__TASK OBJECTIVE__
Find all lines in the records that include the word "dans", and copy them out.

Data records:
——
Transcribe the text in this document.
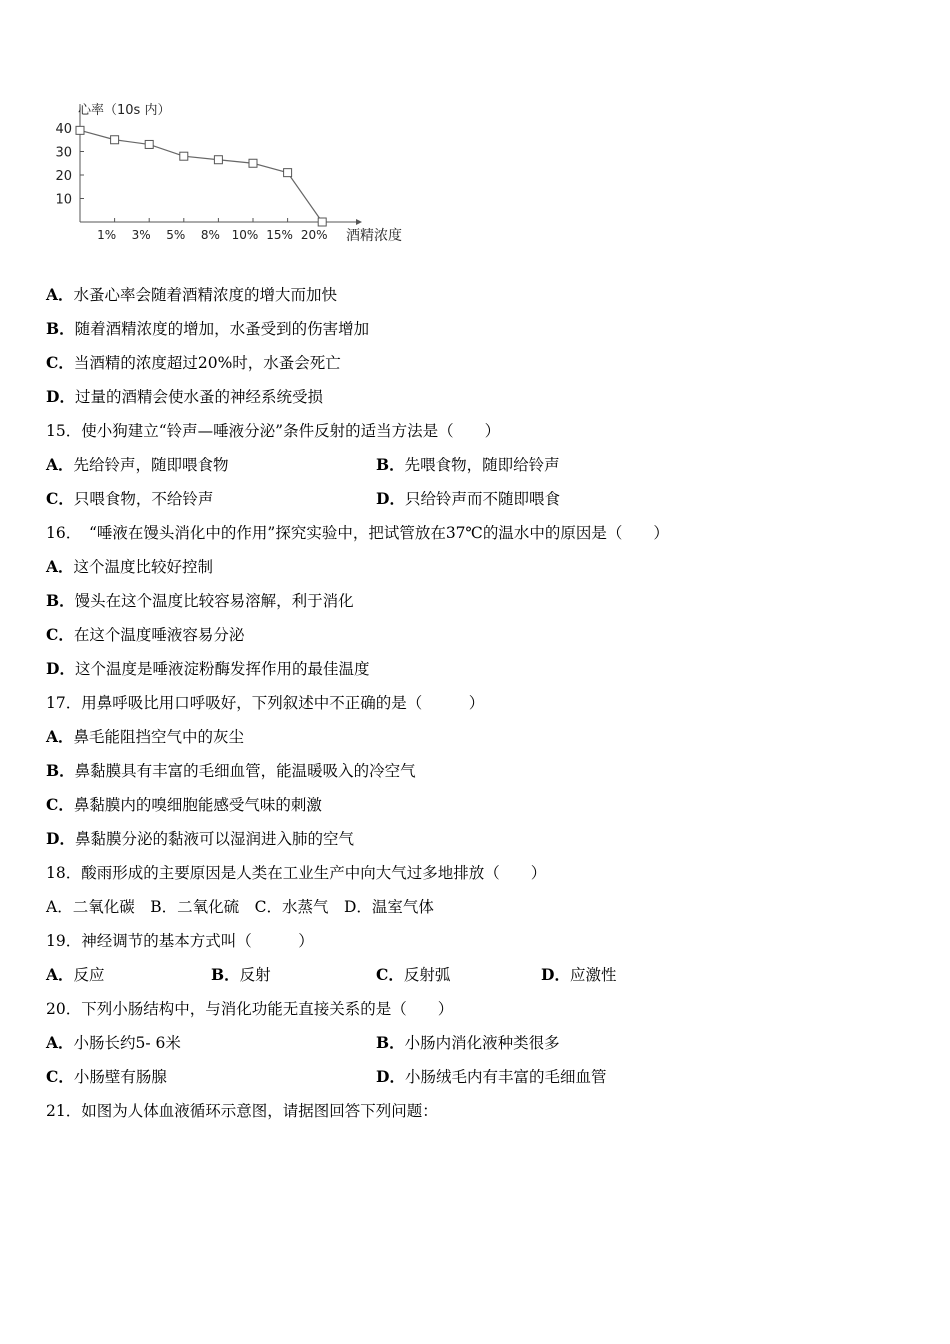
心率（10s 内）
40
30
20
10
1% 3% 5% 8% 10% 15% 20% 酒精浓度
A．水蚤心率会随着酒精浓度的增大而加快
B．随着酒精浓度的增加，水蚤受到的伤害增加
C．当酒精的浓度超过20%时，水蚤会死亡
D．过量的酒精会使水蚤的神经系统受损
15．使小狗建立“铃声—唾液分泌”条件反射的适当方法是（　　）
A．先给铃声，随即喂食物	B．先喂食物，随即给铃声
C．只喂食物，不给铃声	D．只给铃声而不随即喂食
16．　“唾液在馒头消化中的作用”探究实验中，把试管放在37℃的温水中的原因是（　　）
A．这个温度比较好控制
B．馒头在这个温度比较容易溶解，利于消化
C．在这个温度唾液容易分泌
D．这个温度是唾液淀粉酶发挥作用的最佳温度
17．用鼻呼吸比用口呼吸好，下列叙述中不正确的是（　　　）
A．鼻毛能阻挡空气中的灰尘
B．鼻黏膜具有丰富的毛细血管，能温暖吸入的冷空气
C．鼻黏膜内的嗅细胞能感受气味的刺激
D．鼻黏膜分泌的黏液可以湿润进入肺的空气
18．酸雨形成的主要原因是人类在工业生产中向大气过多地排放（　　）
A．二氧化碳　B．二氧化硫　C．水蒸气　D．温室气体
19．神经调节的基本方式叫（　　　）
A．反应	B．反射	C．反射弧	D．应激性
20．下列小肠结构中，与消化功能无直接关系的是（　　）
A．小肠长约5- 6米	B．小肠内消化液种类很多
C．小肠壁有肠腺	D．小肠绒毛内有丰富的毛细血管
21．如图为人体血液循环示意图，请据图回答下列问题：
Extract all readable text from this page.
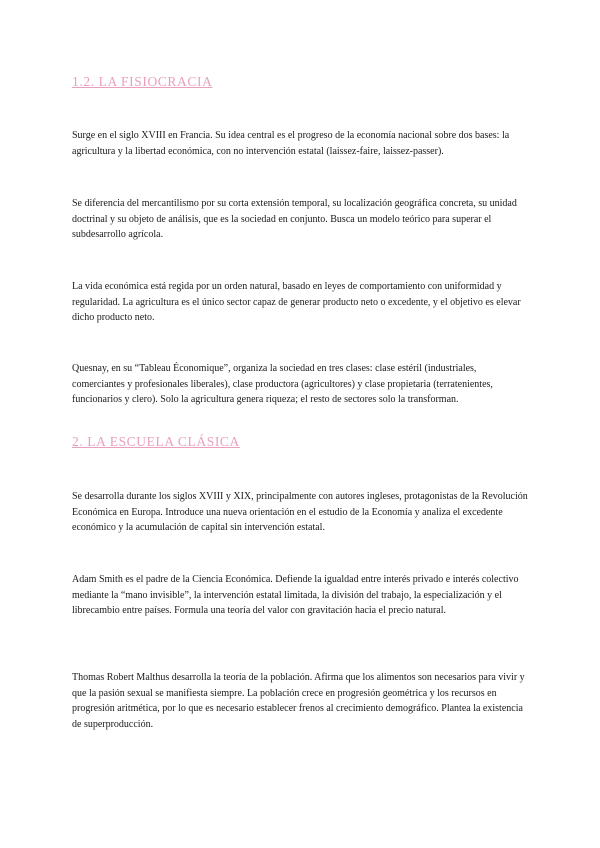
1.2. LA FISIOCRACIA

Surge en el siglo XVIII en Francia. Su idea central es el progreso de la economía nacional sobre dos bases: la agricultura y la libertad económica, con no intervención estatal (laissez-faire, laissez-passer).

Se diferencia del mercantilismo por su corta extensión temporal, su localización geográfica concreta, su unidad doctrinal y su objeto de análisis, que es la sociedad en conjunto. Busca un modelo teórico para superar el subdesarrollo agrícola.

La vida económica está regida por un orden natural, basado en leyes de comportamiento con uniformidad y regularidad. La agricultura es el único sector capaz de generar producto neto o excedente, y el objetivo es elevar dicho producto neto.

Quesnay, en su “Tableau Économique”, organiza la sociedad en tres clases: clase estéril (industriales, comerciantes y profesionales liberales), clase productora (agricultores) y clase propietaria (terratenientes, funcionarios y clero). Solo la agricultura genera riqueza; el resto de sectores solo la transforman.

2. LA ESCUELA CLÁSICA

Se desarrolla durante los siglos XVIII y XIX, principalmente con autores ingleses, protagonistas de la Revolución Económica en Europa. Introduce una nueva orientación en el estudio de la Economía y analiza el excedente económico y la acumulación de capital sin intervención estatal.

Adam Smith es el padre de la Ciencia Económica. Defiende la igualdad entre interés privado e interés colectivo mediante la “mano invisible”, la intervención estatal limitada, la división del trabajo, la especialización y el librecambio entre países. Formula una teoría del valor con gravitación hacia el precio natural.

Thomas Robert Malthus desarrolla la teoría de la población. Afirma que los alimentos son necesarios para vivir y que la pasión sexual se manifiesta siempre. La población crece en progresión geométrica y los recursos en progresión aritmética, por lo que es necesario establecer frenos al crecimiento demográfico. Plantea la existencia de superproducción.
——
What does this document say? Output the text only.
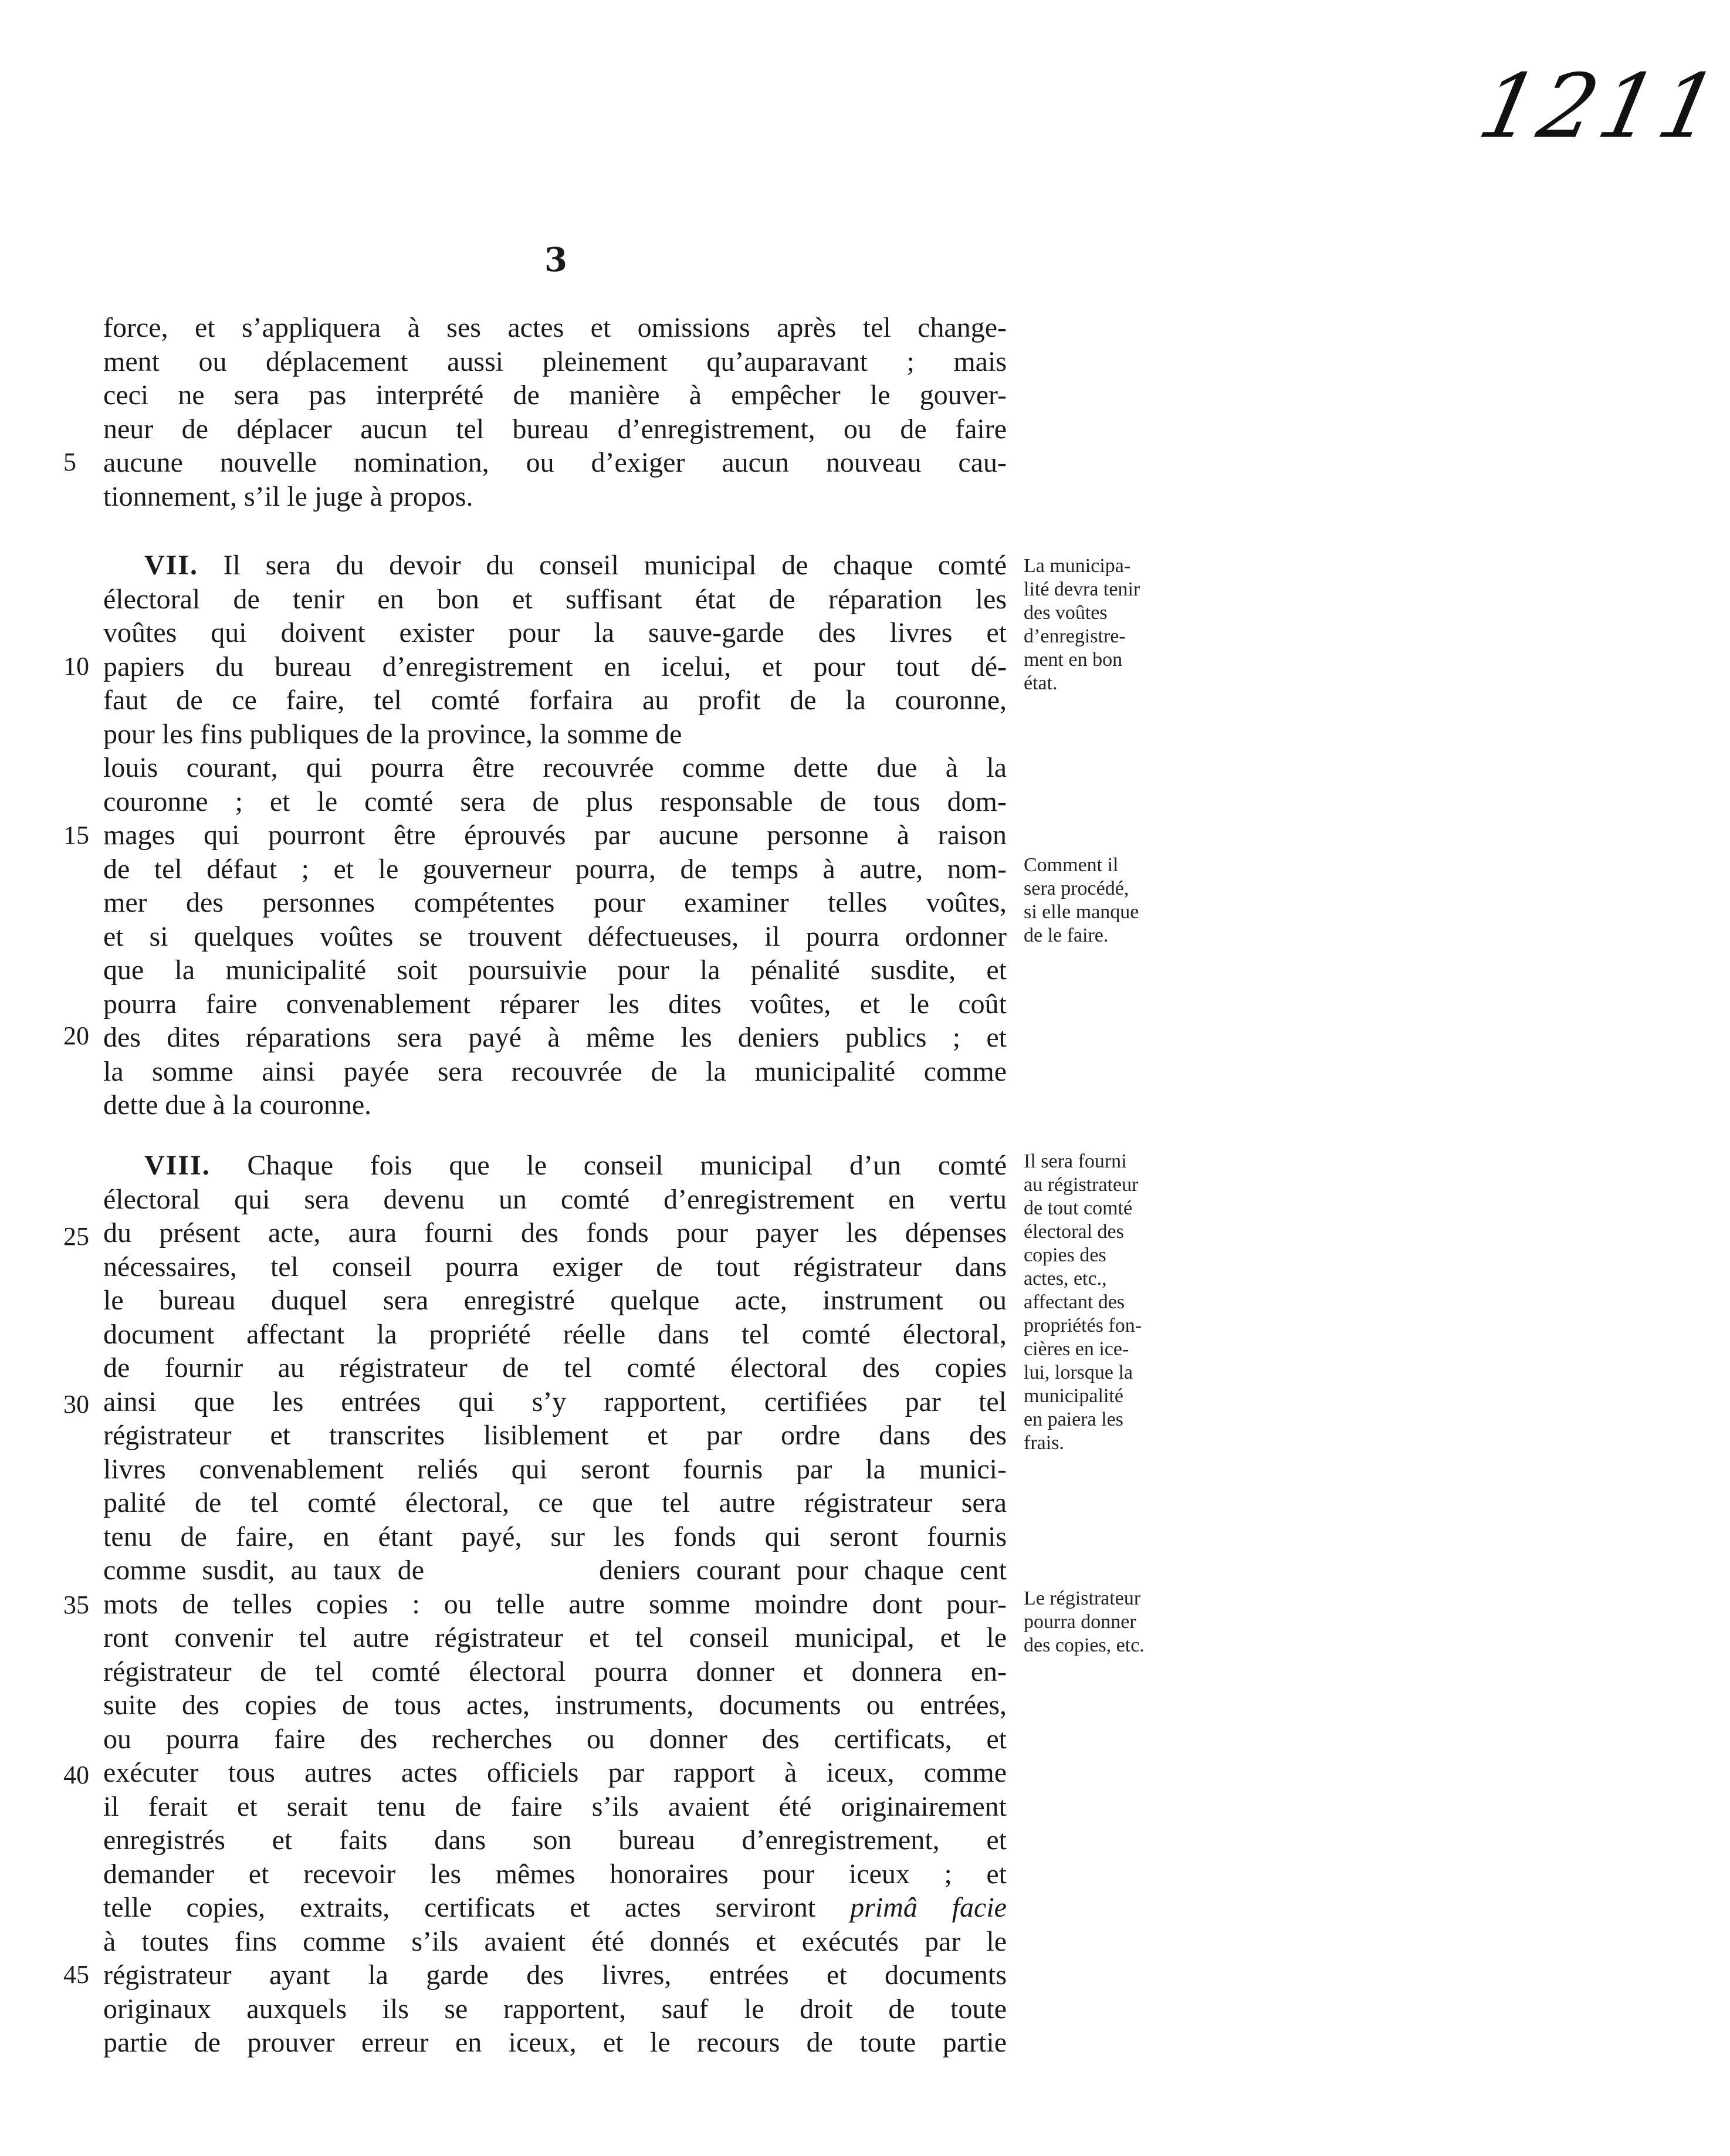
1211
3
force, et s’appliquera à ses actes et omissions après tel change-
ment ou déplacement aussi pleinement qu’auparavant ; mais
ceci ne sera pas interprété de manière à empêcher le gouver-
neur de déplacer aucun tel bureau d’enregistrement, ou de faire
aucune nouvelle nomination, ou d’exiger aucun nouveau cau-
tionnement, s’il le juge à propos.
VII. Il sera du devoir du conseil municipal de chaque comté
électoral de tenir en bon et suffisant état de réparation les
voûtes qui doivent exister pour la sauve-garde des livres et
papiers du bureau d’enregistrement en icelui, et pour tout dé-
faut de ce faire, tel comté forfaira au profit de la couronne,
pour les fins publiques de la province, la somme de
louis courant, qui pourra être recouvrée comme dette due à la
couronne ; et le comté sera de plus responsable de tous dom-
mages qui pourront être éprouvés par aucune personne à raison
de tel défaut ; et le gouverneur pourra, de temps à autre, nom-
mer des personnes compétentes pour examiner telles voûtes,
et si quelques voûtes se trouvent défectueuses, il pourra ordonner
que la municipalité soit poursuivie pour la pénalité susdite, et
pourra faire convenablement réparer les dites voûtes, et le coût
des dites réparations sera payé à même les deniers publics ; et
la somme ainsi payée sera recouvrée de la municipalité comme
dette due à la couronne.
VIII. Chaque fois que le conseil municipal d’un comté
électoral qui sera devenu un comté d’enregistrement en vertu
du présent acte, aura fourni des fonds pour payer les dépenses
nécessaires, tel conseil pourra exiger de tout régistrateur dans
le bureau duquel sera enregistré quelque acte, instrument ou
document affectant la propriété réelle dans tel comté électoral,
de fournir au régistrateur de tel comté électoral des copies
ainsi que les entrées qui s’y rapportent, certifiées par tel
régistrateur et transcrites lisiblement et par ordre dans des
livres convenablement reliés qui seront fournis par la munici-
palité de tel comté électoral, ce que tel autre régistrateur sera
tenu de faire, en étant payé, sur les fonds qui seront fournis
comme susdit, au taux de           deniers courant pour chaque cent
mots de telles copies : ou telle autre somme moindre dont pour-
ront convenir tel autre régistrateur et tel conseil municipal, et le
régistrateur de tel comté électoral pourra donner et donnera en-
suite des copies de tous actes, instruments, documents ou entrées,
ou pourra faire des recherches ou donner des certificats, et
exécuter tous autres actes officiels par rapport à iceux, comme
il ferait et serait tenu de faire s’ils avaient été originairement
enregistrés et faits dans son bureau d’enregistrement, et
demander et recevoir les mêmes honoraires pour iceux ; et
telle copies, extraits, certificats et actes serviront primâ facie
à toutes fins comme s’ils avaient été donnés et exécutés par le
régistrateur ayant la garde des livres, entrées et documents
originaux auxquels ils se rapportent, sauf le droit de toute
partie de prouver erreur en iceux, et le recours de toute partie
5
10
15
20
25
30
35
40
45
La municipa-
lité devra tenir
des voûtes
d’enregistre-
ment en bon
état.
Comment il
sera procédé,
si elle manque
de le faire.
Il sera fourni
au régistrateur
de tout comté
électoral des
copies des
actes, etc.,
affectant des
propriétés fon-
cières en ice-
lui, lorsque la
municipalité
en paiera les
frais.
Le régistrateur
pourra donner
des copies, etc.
——
__RESULT__
nécessaires, tel conseil pourra exiger de tout régistrateur dans
document affectant la propriété réelle dans tel comté électoral,
régistrateur et transcrites lisiblement et par ordre dans des
enregistrés et faits dans son bureau d’enregistrement, et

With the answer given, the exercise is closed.